**Task details**
Reproduce the following material exactly, including every line.

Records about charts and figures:

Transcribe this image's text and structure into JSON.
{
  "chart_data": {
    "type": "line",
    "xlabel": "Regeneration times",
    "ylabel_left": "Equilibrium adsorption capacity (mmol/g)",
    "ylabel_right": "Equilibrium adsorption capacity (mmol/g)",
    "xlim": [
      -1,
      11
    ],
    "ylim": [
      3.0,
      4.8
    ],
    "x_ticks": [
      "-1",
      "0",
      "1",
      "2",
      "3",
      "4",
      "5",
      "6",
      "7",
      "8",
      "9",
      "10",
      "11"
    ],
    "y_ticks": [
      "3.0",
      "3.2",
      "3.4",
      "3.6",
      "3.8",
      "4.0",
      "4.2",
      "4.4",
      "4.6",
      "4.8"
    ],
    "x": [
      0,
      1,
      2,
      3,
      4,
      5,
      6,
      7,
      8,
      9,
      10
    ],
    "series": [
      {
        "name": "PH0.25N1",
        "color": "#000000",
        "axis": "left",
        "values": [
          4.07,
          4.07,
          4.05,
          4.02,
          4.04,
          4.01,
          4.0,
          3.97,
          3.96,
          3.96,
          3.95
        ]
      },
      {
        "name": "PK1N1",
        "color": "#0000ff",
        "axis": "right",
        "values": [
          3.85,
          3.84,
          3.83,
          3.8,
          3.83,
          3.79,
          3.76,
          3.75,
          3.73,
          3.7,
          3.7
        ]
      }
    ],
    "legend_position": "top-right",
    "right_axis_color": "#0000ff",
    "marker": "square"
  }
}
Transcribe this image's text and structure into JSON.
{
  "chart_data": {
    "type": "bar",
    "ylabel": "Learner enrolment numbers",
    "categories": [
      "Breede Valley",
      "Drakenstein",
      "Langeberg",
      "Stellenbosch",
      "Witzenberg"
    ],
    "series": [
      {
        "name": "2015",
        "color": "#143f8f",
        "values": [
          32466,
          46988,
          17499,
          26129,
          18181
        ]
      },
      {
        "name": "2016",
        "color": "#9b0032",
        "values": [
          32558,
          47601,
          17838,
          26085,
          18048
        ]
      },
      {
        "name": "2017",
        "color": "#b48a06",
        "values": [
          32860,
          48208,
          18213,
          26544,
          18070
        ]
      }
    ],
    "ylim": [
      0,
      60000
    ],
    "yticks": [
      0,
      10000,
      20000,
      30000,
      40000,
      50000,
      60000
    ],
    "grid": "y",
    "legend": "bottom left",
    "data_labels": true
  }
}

**The reply**
Transcribe this image's text and structure into JSON.
{
  "chart_data": {
    "type": "line",
    "xlabel": "Regeneration times",
    "ylabel_left": "Equilibrium adsorption capacity (mmol/g)",
    "ylabel_right": "Equilibrium adsorption capacity (mmol/g)",
    "xlim": [
      -1,
      11
    ],
    "ylim": [
      3.0,
      4.8
    ],
    "x_ticks": [
      "-1",
      "0",
      "1",
      "2",
      "3",
      "4",
      "5",
      "6",
      "7",
      "8",
      "9",
      "10",
      "11"
    ],
    "y_ticks": [
      "3.0",
      "3.2",
      "3.4",
      "3.6",
      "3.8",
      "4.0",
      "4.2",
      "4.4",
      "4.6",
      "4.8"
    ],
    "x": [
      0,
      1,
      2,
      3,
      4,
      5,
      6,
      7,
      8,
      9,
      10
    ],
    "series": [
      {
        "name": "PH0.25N1",
        "color": "#000000",
        "axis": "left",
        "values": [
          4.07,
          4.07,
          4.05,
          4.02,
          4.04,
          4.01,
          4.0,
          3.97,
          3.96,
          3.96,
          3.95
        ]
      },
      {
        "name": "PK1N1",
        "color": "#0000ff",
        "axis": "right",
        "values": [
          3.85,
          3.84,
          3.83,
          3.8,
          3.83,
          3.79,
          3.76,
          3.75,
          3.73,
          3.7,
          3.7
        ]
      }
    ],
    "legend_position": "top-right",
    "right_axis_color": "#0000ff",
    "marker": "square"
  }
}
Transcribe this image's text and structure into JSON.
{
  "chart_data": {
    "type": "bar",
    "ylabel": "Learner enrolment numbers",
    "categories": [
      "Breede Valley",
      "Drakenstein",
      "Langeberg",
      "Stellenbosch",
      "Witzenberg"
    ],
    "series": [
      {
        "name": "2015",
        "color": "#143f8f",
        "values": [
          32466,
          46988,
          17499,
          26129,
          18181
        ]
      },
      {
        "name": "2016",
        "color": "#9b0032",
        "values": [
          32558,
          47601,
          17838,
          26085,
          18048
        ]
      },
      {
        "name": "2017",
        "color": "#b48a06",
        "values": [
          32860,
          48208,
          18213,
          26544,
          18070
        ]
      }
    ],
    "ylim": [
      0,
      60000
    ],
    "yticks": [
      0,
      10000,
      20000,
      30000,
      40000,
      50000,
      60000
    ],
    "grid": "y",
    "legend": "bottom left",
    "data_labels": true
  }
}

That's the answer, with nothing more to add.